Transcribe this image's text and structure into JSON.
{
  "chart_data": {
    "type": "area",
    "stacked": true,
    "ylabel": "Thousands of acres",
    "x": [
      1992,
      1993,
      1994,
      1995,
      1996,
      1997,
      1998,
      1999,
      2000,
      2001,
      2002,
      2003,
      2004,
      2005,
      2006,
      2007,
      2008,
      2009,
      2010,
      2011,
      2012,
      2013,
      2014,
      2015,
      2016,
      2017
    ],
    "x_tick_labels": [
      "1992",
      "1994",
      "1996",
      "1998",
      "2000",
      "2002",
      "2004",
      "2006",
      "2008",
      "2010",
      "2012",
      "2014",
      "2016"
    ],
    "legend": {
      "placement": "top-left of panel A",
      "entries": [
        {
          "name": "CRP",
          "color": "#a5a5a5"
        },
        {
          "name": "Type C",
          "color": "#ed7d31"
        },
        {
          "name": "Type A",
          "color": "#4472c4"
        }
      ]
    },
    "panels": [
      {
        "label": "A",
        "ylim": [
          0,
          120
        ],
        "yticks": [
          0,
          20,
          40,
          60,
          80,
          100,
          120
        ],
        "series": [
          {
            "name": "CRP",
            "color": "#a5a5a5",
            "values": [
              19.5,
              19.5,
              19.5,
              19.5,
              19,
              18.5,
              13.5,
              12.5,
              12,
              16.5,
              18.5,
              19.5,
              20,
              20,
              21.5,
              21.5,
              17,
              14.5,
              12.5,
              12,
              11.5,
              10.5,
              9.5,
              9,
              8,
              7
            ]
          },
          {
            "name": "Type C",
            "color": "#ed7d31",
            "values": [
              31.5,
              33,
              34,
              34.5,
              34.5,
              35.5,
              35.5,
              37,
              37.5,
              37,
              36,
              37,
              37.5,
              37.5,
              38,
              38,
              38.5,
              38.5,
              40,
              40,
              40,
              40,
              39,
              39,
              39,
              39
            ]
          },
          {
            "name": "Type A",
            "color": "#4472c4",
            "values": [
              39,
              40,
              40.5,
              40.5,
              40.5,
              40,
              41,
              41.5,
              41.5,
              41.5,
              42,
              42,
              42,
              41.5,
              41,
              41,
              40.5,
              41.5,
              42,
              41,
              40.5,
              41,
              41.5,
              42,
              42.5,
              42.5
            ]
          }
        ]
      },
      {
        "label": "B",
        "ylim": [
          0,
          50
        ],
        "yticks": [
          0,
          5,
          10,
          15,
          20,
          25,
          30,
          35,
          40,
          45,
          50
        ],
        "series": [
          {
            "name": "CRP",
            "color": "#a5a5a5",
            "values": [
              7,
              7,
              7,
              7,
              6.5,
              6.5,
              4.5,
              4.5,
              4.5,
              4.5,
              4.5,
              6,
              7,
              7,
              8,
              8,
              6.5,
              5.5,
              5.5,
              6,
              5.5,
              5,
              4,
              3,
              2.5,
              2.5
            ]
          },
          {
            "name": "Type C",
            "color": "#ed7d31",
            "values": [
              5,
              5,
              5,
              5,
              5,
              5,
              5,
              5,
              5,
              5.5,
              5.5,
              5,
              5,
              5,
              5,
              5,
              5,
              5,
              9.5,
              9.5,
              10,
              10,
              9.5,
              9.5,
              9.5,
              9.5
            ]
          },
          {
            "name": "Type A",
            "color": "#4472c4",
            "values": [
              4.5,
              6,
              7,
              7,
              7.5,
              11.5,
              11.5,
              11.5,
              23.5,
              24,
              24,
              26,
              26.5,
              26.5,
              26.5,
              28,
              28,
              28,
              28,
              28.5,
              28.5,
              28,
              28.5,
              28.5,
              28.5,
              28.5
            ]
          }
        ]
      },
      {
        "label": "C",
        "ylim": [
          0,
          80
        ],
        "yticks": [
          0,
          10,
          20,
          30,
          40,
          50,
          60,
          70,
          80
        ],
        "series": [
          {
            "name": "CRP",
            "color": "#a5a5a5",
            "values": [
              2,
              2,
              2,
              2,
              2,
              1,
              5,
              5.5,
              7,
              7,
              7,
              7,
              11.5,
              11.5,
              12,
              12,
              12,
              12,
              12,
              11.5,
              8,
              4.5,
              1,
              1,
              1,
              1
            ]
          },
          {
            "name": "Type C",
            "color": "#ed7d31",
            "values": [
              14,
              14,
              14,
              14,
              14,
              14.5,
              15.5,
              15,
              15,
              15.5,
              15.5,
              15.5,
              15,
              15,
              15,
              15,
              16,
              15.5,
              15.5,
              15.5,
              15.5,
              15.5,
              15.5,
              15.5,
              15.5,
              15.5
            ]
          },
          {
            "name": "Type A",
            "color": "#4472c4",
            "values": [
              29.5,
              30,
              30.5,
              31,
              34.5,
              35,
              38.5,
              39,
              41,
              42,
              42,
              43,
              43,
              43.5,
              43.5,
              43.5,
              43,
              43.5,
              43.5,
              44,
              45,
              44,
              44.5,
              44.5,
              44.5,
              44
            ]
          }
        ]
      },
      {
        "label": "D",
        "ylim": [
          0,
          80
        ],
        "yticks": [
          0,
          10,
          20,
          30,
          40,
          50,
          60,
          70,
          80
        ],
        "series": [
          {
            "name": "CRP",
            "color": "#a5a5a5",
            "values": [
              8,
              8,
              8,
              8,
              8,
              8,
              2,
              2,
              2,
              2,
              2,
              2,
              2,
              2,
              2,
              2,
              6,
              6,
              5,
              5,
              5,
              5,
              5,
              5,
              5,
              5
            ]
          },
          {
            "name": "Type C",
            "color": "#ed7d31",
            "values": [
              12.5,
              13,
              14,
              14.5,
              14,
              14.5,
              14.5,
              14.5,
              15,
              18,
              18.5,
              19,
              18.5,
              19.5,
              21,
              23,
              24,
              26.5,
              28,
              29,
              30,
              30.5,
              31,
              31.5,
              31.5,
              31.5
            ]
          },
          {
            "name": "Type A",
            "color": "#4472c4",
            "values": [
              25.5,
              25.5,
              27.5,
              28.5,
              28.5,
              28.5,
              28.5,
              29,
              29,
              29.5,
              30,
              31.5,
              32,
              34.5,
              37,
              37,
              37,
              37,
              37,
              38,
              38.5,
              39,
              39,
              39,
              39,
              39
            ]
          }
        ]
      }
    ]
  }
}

Task prompt:
Output all of the data again. Match it exactly.

The result:
Transcribe this image's text and structure into JSON.
{
  "chart_data": {
    "type": "area",
    "stacked": true,
    "ylabel": "Thousands of acres",
    "x": [
      1992,
      1993,
      1994,
      1995,
      1996,
      1997,
      1998,
      1999,
      2000,
      2001,
      2002,
      2003,
      2004,
      2005,
      2006,
      2007,
      2008,
      2009,
      2010,
      2011,
      2012,
      2013,
      2014,
      2015,
      2016,
      2017
    ],
    "x_tick_labels": [
      "1992",
      "1994",
      "1996",
      "1998",
      "2000",
      "2002",
      "2004",
      "2006",
      "2008",
      "2010",
      "2012",
      "2014",
      "2016"
    ],
    "legend": {
      "placement": "top-left of panel A",
      "entries": [
        {
          "name": "CRP",
          "color": "#a5a5a5"
        },
        {
          "name": "Type C",
          "color": "#ed7d31"
        },
        {
          "name": "Type A",
          "color": "#4472c4"
        }
      ]
    },
    "panels": [
      {
        "label": "A",
        "ylim": [
          0,
          120
        ],
        "yticks": [
          0,
          20,
          40,
          60,
          80,
          100,
          120
        ],
        "series": [
          {
            "name": "CRP",
            "color": "#a5a5a5",
            "values": [
              19.5,
              19.5,
              19.5,
              19.5,
              19,
              18.5,
              13.5,
              12.5,
              12,
              16.5,
              18.5,
              19.5,
              20,
              20,
              21.5,
              21.5,
              17,
              14.5,
              12.5,
              12,
              11.5,
              10.5,
              9.5,
              9,
              8,
              7
            ]
          },
          {
            "name": "Type C",
            "color": "#ed7d31",
            "values": [
              31.5,
              33,
              34,
              34.5,
              34.5,
              35.5,
              35.5,
              37,
              37.5,
              37,
              36,
              37,
              37.5,
              37.5,
              38,
              38,
              38.5,
              38.5,
              40,
              40,
              40,
              40,
              39,
              39,
              39,
              39
            ]
          },
          {
            "name": "Type A",
            "color": "#4472c4",
            "values": [
              39,
              40,
              40.5,
              40.5,
              40.5,
              40,
              41,
              41.5,
              41.5,
              41.5,
              42,
              42,
              42,
              41.5,
              41,
              41,
              40.5,
              41.5,
              42,
              41,
              40.5,
              41,
              41.5,
              42,
              42.5,
              42.5
            ]
          }
        ]
      },
      {
        "label": "B",
        "ylim": [
          0,
          50
        ],
        "yticks": [
          0,
          5,
          10,
          15,
          20,
          25,
          30,
          35,
          40,
          45,
          50
        ],
        "series": [
          {
            "name": "CRP",
            "color": "#a5a5a5",
            "values": [
              7,
              7,
              7,
              7,
              6.5,
              6.5,
              4.5,
              4.5,
              4.5,
              4.5,
              4.5,
              6,
              7,
              7,
              8,
              8,
              6.5,
              5.5,
              5.5,
              6,
              5.5,
              5,
              4,
              3,
              2.5,
              2.5
            ]
          },
          {
            "name": "Type C",
            "color": "#ed7d31",
            "values": [
              5,
              5,
              5,
              5,
              5,
              5,
              5,
              5,
              5,
              5.5,
              5.5,
              5,
              5,
              5,
              5,
              5,
              5,
              5,
              9.5,
              9.5,
              10,
              10,
              9.5,
              9.5,
              9.5,
              9.5
            ]
          },
          {
            "name": "Type A",
            "color": "#4472c4",
            "values": [
              4.5,
              6,
              7,
              7,
              7.5,
              11.5,
              11.5,
              11.5,
              23.5,
              24,
              24,
              26,
              26.5,
              26.5,
              26.5,
              28,
              28,
              28,
              28,
              28.5,
              28.5,
              28,
              28.5,
              28.5,
              28.5,
              28.5
            ]
          }
        ]
      },
      {
        "label": "C",
        "ylim": [
          0,
          80
        ],
        "yticks": [
          0,
          10,
          20,
          30,
          40,
          50,
          60,
          70,
          80
        ],
        "series": [
          {
            "name": "CRP",
            "color": "#a5a5a5",
            "values": [
              2,
              2,
              2,
              2,
              2,
              1,
              5,
              5.5,
              7,
              7,
              7,
              7,
              11.5,
              11.5,
              12,
              12,
              12,
              12,
              12,
              11.5,
              8,
              4.5,
              1,
              1,
              1,
              1
            ]
          },
          {
            "name": "Type C",
            "color": "#ed7d31",
            "values": [
              14,
              14,
              14,
              14,
              14,
              14.5,
              15.5,
              15,
              15,
              15.5,
              15.5,
              15.5,
              15,
              15,
              15,
              15,
              16,
              15.5,
              15.5,
              15.5,
              15.5,
              15.5,
              15.5,
              15.5,
              15.5,
              15.5
            ]
          },
          {
            "name": "Type A",
            "color": "#4472c4",
            "values": [
              29.5,
              30,
              30.5,
              31,
              34.5,
              35,
              38.5,
              39,
              41,
              42,
              42,
              43,
              43,
              43.5,
              43.5,
              43.5,
              43,
              43.5,
              43.5,
              44,
              45,
              44,
              44.5,
              44.5,
              44.5,
              44
            ]
          }
        ]
      },
      {
        "label": "D",
        "ylim": [
          0,
          80
        ],
        "yticks": [
          0,
          10,
          20,
          30,
          40,
          50,
          60,
          70,
          80
        ],
        "series": [
          {
            "name": "CRP",
            "color": "#a5a5a5",
            "values": [
              8,
              8,
              8,
              8,
              8,
              8,
              2,
              2,
              2,
              2,
              2,
              2,
              2,
              2,
              2,
              2,
              6,
              6,
              5,
              5,
              5,
              5,
              5,
              5,
              5,
              5
            ]
          },
          {
            "name": "Type C",
            "color": "#ed7d31",
            "values": [
              12.5,
              13,
              14,
              14.5,
              14,
              14.5,
              14.5,
              14.5,
              15,
              18,
              18.5,
              19,
              18.5,
              19.5,
              21,
              23,
              24,
              26.5,
              28,
              29,
              30,
              30.5,
              31,
              31.5,
              31.5,
              31.5
            ]
          },
          {
            "name": "Type A",
            "color": "#4472c4",
            "values": [
              25.5,
              25.5,
              27.5,
              28.5,
              28.5,
              28.5,
              28.5,
              29,
              29,
              29.5,
              30,
              31.5,
              32,
              34.5,
              37,
              37,
              37,
              37,
              37,
              38,
              38.5,
              39,
              39,
              39,
              39,
              39
            ]
          }
        ]
      }
    ]
  }
}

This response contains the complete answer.